To be done:
What follows is a listing. Return every line of it exactly.

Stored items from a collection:
■ ■ ■ ■ ■

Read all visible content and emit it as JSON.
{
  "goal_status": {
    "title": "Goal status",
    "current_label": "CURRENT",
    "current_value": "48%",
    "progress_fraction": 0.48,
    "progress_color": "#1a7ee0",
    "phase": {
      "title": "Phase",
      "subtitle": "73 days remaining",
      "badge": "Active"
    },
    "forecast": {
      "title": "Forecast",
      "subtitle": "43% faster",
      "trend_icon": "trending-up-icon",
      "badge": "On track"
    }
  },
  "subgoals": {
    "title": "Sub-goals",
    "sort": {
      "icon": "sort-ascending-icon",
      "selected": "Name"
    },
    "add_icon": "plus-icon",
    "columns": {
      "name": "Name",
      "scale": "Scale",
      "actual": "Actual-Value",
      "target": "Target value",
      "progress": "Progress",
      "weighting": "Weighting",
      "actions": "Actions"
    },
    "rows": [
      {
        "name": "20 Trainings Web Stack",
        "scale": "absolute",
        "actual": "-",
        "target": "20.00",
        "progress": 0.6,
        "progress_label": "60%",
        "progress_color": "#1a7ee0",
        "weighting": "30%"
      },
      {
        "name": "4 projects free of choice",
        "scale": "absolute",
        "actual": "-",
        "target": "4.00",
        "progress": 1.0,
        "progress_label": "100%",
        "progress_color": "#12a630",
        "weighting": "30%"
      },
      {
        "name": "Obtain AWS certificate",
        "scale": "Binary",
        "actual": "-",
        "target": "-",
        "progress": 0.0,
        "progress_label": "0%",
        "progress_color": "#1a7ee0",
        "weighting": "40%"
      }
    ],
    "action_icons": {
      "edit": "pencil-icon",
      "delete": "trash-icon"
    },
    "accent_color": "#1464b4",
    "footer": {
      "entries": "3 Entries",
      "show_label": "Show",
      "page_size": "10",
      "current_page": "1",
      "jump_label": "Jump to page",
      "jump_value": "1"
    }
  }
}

■ ■ ■ ■ ■

Exercise answer:
Read all visible content and emit it as JSON.
{
  "goal_status": {
    "title": "Goal status",
    "current_label": "CURRENT",
    "current_value": "48%",
    "progress_fraction": 0.48,
    "progress_color": "#1a7ee0",
    "phase": {
      "title": "Phase",
      "subtitle": "73 days remaining",
      "badge": "Active"
    },
    "forecast": {
      "title": "Forecast",
      "subtitle": "43% faster",
      "trend_icon": "trending-up-icon",
      "badge": "On track"
    }
  },
  "subgoals": {
    "title": "Sub-goals",
    "sort": {
      "icon": "sort-ascending-icon",
      "selected": "Name"
    },
    "add_icon": "plus-icon",
    "columns": {
      "name": "Name",
      "scale": "Scale",
      "actual": "Actual-Value",
      "target": "Target value",
      "progress": "Progress",
      "weighting": "Weighting",
      "actions": "Actions"
    },
    "rows": [
      {
        "name": "20 Trainings Web Stack",
        "scale": "absolute",
        "actual": "-",
        "target": "20.00",
        "progress": 0.6,
        "progress_label": "60%",
        "progress_color": "#1a7ee0",
        "weighting": "30%"
      },
      {
        "name": "4 projects free of choice",
        "scale": "absolute",
        "actual": "-",
        "target": "4.00",
        "progress": 1.0,
        "progress_label": "100%",
        "progress_color": "#12a630",
        "weighting": "30%"
      },
      {
        "name": "Obtain AWS certificate",
        "scale": "Binary",
        "actual": "-",
        "target": "-",
        "progress": 0.0,
        "progress_label": "0%",
        "progress_color": "#1a7ee0",
        "weighting": "40%"
      }
    ],
    "action_icons": {
      "edit": "pencil-icon",
      "delete": "trash-icon"
    },
    "accent_color": "#1464b4",
    "footer": {
      "entries": "3 Entries",
      "show_label": "Show",
      "page_size": "10",
      "current_page": "1",
      "jump_label": "Jump to page",
      "jump_value": "1"
    }
  }
}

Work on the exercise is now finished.